Do this:
Give only a count of the lines that include the string "欢迎你们".

(Data listing)
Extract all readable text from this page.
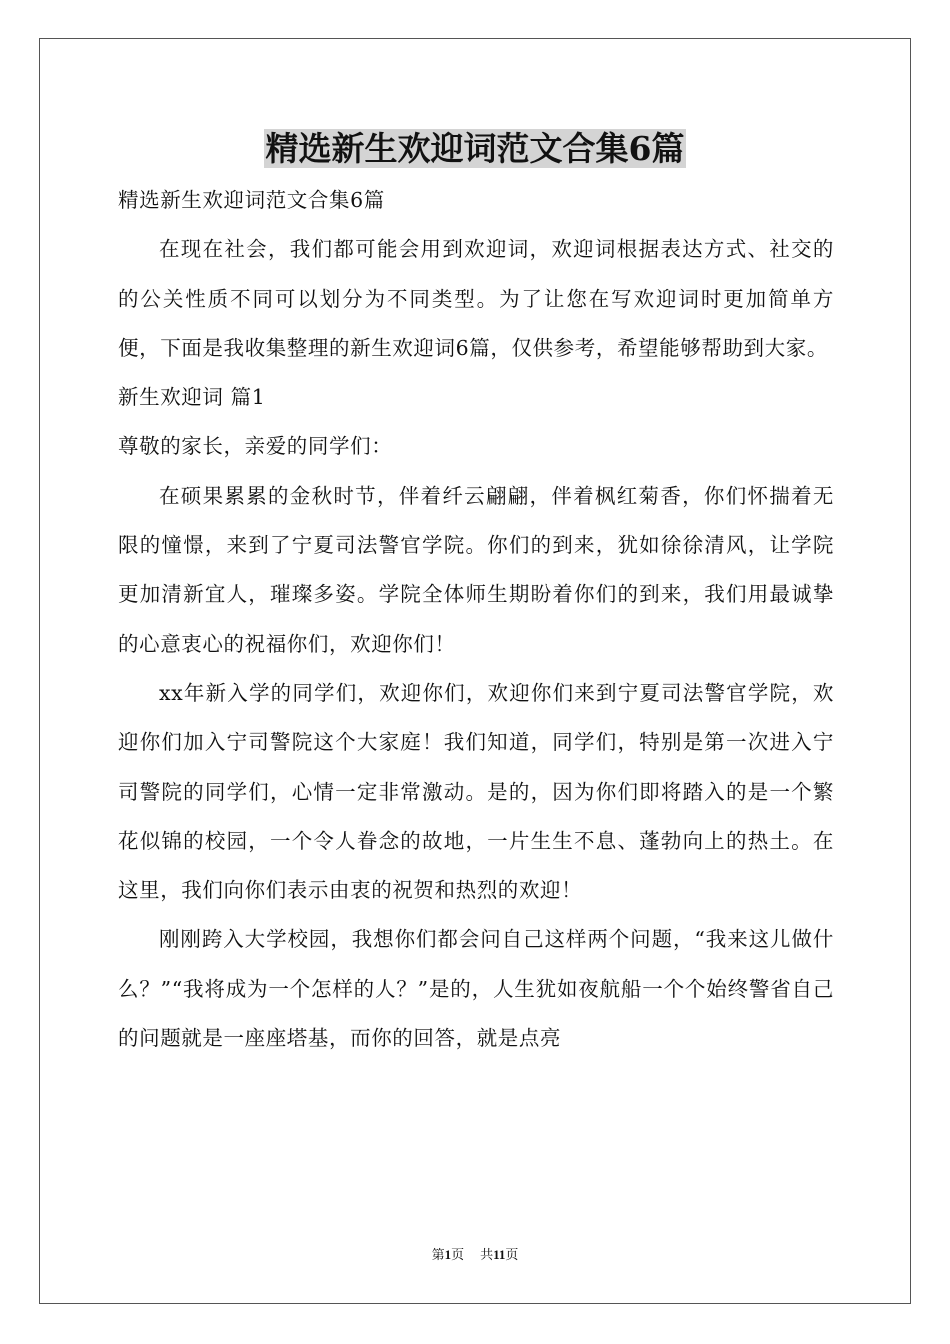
精选新生欢迎词范文合集6篇

精选新生欢迎词范文合集6篇

在现在社会，我们都可能会用到欢迎词，欢迎词根据表达方式、社交的的公关性质不同可以划分为不同类型。为了让您在写欢迎词时更加简单方便，下面是我收集整理的新生欢迎词6篇，仅供参考，希望能够帮助到大家。

新生欢迎词 篇1

尊敬的家长，亲爱的同学们：

在硕果累累的金秋时节，伴着纤云翩翩，伴着枫红菊香，你们怀揣着无限的憧憬，来到了宁夏司法警官学院。你们的到来，犹如徐徐清风，让学院更加清新宜人，璀璨多姿。学院全体师生期盼着你们的到来，我们用最诚挚的心意衷心的祝福你们，欢迎你们！

xx年新入学的同学们，欢迎你们，欢迎你们来到宁夏司法警官学院，欢迎你们加入宁司警院这个大家庭！我们知道，同学们，特别是第一次进入宁司警院的同学们，心情一定非常激动。是的，因为你们即将踏入的是一个繁花似锦的校园，一个令人眷念的故地，一片生生不息、蓬勃向上的热土。在这里，我们向你们表示由衷的祝贺和热烈的欢迎！

刚刚跨入大学校园，我想你们都会问自己这样两个问题，“我来这儿做什么？”“我将成为一个怎样的人？”是的，人生犹如夜航船一个个始终警省自己的问题就是一座座塔基，而你的回答，就是点亮

第1页 共11页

Solution for this task:
2